# [Objective]
Gather up the lines that contain "model".

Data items
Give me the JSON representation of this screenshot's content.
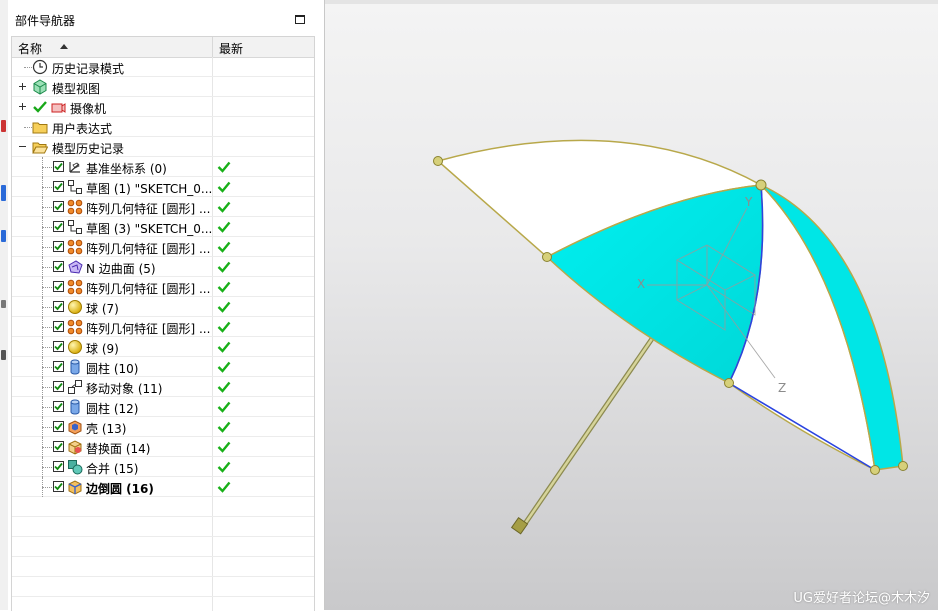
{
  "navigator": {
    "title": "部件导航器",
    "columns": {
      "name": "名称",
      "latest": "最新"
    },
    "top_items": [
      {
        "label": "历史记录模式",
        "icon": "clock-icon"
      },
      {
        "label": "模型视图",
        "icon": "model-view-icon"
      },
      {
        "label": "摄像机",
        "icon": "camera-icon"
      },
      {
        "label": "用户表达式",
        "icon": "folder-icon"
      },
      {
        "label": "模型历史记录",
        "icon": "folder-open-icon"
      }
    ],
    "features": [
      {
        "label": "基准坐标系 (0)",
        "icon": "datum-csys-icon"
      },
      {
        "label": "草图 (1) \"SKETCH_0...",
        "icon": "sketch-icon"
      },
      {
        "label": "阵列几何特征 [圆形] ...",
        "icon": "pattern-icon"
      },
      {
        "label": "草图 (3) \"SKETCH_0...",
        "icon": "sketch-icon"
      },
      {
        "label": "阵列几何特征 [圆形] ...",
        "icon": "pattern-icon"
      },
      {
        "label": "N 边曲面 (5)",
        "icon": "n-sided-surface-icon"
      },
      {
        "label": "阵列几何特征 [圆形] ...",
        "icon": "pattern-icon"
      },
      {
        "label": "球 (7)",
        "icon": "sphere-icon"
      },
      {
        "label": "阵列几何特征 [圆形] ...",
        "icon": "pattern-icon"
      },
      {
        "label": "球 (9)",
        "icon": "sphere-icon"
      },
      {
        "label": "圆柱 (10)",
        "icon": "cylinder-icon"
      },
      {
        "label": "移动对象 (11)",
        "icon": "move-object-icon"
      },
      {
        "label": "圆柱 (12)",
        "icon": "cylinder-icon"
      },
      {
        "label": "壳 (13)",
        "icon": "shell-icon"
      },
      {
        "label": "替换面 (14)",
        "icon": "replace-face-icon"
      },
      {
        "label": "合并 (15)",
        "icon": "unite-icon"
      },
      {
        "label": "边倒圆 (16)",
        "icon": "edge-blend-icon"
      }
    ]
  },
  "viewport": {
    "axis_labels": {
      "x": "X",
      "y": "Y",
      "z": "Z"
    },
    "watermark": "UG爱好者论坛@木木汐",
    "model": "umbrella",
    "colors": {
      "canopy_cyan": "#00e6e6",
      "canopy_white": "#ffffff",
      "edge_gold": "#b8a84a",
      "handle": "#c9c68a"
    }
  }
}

# [Result for this exercise]
        "icon": "model-view-icon"
    "model": "umbrella",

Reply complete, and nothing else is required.